> STATED TASK: Identify every line containing the word "object" and reproduce each one.

Records about charts and figures:
________________________________________

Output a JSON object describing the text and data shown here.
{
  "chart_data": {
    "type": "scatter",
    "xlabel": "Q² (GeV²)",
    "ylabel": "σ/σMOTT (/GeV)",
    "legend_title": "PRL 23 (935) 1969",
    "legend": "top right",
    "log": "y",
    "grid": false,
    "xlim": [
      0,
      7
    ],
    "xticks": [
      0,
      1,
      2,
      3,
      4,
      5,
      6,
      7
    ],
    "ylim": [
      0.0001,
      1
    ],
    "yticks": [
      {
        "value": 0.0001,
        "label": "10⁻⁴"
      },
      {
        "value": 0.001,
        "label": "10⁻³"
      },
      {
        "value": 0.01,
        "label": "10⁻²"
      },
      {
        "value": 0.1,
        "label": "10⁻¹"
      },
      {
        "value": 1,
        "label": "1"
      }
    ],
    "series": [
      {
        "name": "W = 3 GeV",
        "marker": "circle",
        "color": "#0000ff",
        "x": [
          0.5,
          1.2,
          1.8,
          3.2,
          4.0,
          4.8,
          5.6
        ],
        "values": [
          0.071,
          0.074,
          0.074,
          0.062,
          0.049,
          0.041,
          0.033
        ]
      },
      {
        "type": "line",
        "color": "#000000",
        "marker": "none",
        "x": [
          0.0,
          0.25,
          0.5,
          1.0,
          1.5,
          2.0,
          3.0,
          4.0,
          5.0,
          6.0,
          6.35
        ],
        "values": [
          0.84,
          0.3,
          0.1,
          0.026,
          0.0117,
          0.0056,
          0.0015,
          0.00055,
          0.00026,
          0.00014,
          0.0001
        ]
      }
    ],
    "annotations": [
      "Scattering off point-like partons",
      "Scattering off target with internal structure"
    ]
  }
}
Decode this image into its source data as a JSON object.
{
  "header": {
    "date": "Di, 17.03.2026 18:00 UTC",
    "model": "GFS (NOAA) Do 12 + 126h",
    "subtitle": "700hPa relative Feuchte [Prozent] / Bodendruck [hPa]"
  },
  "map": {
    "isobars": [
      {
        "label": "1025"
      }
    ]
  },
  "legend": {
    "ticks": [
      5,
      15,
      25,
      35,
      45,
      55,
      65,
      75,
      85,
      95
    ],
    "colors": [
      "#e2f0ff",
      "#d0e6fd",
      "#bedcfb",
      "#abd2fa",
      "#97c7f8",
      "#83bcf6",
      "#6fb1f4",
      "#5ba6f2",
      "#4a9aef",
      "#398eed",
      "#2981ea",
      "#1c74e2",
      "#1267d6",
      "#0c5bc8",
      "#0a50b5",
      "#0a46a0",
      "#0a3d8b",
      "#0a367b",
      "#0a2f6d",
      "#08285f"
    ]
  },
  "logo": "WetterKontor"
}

________________________________________

> SOLUTION:
Output a JSON object describing the text and data shown here.
Decode this image into its source data as a JSON object.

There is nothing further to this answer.